■ **YOUR OBJECTIVE**
All lines holding the string "Manoj" are to be shown.

=-=-=-=-=

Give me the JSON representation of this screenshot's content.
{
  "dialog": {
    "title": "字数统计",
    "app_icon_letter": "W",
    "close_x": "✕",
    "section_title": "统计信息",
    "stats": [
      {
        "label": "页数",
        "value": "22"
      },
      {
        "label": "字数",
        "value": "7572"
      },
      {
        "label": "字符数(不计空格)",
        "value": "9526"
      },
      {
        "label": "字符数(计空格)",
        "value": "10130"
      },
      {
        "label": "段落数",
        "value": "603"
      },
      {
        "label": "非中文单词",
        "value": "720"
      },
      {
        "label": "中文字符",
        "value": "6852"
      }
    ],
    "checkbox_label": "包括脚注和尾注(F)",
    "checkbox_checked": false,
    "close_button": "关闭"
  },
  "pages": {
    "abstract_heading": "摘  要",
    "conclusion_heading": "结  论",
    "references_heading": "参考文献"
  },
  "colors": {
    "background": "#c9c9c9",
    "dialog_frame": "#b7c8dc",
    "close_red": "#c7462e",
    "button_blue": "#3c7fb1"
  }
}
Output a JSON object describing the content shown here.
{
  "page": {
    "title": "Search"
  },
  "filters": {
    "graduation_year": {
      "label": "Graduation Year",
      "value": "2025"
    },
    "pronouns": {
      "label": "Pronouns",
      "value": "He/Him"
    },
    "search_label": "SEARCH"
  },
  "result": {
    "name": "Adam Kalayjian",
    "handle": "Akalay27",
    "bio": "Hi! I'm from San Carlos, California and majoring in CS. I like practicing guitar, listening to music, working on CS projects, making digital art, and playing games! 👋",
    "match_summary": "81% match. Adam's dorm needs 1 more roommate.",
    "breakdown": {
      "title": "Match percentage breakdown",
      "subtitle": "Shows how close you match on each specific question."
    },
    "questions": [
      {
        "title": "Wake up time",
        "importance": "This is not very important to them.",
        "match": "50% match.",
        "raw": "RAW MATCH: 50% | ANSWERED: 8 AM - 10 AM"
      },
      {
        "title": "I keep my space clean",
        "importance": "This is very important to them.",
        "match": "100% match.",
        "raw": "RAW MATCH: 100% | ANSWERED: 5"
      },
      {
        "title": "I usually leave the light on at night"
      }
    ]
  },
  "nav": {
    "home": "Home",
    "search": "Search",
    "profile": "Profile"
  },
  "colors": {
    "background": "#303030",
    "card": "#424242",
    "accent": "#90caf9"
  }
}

=-=-=-=-=

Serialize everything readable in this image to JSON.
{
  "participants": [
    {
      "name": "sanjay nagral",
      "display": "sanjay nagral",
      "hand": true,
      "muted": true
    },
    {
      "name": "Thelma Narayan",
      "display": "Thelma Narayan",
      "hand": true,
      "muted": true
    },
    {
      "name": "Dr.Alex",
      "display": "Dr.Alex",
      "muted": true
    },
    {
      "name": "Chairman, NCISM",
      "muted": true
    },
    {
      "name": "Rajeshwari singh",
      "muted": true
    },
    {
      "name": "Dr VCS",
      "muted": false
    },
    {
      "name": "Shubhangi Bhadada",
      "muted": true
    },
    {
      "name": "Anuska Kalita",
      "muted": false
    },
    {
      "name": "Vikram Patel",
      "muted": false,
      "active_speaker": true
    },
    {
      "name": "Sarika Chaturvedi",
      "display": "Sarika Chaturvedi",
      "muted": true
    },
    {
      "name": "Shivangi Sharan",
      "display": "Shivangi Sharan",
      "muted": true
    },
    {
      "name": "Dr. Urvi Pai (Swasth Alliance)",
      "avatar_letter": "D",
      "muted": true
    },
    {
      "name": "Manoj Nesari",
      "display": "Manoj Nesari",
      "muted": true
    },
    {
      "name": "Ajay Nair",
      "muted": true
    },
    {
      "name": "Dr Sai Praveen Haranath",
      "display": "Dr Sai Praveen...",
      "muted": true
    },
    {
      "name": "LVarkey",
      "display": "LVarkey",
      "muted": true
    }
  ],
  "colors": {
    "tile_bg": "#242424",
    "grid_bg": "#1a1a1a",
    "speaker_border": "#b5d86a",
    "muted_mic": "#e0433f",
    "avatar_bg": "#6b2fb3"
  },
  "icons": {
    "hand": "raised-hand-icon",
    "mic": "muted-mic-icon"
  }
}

=-=-=-=-=

■ **FINISHED TASK**
      "name": "Manoj Nesari",
      "display": "Manoj Nesari",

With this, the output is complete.